**TASK MATERIAL**
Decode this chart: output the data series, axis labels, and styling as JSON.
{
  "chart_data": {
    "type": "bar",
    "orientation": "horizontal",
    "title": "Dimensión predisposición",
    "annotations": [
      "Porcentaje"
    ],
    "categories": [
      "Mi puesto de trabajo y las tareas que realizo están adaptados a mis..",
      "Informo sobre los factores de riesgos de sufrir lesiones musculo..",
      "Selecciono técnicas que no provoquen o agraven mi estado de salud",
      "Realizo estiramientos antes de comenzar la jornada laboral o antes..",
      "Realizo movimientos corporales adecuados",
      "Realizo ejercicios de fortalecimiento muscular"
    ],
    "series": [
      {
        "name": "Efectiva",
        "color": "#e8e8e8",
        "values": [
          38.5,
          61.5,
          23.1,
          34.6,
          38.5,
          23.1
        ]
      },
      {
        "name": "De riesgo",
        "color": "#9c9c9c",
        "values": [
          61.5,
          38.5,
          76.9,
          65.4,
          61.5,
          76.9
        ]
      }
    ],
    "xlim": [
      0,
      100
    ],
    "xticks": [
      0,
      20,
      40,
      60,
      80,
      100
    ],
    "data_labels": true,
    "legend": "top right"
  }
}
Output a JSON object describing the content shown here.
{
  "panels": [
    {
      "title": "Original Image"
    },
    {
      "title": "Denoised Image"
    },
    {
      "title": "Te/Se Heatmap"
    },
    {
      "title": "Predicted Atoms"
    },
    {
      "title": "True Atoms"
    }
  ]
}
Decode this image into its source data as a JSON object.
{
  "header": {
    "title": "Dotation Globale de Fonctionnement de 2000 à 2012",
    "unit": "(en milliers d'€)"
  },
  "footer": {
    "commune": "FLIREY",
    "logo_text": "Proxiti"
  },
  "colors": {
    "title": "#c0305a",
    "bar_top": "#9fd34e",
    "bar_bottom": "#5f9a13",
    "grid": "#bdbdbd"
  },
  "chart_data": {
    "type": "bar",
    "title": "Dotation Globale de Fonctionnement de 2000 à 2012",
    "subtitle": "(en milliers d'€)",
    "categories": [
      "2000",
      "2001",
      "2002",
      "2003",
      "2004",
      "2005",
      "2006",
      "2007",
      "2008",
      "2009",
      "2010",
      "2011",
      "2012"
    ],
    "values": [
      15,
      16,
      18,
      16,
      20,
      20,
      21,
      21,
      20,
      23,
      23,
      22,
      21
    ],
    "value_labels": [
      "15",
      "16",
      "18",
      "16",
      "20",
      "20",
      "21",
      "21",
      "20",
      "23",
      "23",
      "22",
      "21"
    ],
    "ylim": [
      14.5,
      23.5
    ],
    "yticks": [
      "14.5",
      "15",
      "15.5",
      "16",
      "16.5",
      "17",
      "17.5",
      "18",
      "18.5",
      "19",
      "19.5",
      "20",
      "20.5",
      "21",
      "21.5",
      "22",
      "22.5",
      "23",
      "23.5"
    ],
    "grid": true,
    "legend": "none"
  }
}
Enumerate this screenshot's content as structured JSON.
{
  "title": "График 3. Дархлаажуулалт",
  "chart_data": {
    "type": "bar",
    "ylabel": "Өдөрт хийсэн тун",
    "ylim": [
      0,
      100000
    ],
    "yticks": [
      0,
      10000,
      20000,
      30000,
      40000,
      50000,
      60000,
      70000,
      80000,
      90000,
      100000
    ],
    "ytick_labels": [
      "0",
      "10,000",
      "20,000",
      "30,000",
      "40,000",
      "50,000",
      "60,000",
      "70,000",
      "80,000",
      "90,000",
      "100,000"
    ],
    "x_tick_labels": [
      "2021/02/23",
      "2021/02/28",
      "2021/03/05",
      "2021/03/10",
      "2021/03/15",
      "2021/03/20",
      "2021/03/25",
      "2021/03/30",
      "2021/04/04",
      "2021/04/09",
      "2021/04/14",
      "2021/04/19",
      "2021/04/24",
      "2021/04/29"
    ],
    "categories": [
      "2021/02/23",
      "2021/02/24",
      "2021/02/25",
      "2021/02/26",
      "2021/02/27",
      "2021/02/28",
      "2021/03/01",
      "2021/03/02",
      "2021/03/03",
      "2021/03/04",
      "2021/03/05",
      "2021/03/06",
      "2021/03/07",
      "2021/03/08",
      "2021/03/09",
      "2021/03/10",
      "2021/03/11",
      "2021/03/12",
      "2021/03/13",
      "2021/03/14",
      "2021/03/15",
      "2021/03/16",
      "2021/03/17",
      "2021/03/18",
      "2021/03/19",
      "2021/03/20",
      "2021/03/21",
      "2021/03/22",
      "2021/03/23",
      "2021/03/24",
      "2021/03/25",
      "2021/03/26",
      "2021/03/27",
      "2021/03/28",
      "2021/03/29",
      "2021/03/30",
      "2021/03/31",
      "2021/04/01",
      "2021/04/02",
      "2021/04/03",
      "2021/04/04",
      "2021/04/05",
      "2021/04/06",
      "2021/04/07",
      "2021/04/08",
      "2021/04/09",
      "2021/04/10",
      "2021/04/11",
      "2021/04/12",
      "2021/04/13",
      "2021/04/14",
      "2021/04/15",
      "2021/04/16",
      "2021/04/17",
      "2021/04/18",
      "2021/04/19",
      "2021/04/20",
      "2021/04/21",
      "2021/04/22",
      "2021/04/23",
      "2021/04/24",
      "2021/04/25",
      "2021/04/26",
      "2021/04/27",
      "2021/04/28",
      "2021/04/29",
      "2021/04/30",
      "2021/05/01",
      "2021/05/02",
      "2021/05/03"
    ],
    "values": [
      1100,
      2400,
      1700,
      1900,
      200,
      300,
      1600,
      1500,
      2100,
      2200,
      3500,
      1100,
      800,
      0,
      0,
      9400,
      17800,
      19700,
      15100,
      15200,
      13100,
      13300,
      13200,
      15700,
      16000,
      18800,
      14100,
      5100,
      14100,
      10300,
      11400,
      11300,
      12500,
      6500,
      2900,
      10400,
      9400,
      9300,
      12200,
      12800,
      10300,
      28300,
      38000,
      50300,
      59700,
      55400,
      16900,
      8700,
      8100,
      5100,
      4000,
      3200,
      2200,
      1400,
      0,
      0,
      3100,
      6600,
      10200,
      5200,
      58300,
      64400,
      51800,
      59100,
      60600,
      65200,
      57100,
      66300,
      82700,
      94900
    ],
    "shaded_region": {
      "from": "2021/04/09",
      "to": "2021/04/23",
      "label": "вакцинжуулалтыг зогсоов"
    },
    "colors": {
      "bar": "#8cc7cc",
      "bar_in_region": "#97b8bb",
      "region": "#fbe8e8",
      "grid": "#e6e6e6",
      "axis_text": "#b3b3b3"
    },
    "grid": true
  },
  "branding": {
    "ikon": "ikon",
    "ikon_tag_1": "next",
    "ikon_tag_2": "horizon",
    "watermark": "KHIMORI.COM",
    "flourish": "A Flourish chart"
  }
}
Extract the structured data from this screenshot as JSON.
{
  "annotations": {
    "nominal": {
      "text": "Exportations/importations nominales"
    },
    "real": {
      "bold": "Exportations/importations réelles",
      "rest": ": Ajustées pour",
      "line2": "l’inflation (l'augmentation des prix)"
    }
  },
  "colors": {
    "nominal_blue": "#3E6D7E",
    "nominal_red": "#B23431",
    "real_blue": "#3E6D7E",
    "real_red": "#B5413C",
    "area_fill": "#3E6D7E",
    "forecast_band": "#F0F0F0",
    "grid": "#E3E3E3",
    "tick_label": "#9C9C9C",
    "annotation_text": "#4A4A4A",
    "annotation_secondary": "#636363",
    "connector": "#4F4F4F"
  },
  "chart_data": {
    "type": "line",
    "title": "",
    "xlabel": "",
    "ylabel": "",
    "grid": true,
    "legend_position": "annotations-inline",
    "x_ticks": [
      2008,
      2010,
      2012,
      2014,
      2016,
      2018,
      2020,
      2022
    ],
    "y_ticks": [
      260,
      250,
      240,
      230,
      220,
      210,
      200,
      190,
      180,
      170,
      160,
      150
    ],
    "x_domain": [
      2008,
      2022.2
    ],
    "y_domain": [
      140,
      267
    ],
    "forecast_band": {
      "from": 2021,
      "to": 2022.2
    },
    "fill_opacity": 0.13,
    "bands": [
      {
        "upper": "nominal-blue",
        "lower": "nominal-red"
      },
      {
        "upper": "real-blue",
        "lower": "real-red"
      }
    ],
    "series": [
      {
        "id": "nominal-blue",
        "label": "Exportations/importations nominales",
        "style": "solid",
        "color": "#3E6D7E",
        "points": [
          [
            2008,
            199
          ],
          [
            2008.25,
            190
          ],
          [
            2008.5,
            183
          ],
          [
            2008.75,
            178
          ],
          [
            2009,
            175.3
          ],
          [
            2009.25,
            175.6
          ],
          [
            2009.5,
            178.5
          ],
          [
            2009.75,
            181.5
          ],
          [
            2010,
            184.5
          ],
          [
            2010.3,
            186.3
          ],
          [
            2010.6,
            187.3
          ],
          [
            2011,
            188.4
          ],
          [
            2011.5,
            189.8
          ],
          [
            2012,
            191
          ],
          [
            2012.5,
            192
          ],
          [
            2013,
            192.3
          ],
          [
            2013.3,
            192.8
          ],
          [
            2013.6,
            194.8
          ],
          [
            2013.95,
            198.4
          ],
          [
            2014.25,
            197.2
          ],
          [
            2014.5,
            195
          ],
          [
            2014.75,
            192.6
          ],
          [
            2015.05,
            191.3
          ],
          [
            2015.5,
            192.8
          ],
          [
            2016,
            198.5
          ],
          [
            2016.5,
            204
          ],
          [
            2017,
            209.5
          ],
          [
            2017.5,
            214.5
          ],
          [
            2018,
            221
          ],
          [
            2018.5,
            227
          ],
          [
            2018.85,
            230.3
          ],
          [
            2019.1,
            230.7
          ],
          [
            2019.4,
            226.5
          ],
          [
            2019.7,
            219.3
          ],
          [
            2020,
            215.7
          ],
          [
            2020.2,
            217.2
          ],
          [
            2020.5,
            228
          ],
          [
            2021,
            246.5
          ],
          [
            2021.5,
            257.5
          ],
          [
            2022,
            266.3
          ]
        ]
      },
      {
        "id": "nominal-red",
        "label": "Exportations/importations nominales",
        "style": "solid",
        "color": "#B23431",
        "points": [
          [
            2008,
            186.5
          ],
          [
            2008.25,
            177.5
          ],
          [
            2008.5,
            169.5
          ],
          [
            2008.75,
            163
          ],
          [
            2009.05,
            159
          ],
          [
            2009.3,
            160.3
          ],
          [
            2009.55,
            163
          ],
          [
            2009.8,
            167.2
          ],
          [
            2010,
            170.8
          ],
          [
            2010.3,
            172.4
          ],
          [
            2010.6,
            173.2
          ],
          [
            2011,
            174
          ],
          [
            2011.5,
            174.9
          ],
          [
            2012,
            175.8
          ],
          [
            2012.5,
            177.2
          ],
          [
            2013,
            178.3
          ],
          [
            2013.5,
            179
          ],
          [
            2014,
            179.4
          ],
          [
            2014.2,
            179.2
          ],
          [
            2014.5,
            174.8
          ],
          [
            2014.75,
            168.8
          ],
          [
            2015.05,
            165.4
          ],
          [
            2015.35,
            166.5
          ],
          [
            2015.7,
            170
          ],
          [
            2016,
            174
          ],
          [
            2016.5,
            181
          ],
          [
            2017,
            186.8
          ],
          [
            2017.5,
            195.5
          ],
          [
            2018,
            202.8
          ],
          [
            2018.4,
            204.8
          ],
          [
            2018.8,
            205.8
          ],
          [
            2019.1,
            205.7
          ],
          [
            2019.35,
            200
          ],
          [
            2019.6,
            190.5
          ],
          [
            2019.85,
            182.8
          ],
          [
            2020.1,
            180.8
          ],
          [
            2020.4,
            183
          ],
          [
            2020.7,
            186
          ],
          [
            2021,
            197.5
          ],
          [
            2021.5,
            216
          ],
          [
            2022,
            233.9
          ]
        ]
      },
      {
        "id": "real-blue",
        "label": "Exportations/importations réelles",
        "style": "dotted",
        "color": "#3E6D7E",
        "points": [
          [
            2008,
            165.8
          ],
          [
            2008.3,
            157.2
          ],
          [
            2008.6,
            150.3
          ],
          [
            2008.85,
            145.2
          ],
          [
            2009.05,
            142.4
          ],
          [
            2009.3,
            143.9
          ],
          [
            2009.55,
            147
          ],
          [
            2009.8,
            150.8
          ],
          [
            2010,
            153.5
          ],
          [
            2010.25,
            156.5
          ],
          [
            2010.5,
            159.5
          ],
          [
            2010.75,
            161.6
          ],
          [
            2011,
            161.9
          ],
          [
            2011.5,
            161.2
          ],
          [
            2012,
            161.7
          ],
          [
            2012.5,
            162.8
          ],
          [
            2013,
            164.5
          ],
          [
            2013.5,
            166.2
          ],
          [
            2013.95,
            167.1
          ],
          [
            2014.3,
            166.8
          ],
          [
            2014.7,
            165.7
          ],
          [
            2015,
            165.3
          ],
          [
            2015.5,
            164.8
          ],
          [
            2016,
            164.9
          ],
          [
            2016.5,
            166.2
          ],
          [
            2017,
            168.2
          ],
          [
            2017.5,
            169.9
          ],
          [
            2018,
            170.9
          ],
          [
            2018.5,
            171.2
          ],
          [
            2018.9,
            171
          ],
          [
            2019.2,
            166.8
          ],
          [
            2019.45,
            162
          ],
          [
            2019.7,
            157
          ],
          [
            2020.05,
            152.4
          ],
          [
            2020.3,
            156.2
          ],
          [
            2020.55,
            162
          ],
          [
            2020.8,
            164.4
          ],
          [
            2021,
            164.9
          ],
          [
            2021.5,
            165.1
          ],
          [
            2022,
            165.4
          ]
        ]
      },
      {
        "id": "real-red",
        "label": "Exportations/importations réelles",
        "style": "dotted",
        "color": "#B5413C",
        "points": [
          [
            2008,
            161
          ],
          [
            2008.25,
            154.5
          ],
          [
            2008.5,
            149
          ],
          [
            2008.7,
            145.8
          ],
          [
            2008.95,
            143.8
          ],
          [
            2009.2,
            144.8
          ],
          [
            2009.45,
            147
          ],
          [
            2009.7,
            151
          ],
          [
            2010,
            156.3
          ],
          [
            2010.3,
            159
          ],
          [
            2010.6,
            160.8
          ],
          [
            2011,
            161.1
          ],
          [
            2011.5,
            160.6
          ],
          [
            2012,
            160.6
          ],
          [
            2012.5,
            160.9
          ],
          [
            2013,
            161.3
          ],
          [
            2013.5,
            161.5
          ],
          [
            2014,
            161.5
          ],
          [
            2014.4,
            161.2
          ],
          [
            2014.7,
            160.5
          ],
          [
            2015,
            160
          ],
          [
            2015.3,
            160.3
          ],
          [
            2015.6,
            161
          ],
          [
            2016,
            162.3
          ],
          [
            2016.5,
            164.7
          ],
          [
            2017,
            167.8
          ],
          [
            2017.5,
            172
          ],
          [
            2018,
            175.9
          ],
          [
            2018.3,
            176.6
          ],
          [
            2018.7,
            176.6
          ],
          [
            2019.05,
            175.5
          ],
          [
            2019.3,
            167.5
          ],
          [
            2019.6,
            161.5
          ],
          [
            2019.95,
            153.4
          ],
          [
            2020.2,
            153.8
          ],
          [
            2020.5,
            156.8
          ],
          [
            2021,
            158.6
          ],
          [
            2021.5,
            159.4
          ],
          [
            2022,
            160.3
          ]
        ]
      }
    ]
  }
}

**TO DO**
Pick out every line above that holds the word "structured" and copy it.

**SOLUTION TO THE PROBLEM**
Enumerate this screenshot's content as structured JSON.
Extract the structured data from this screenshot as JSON.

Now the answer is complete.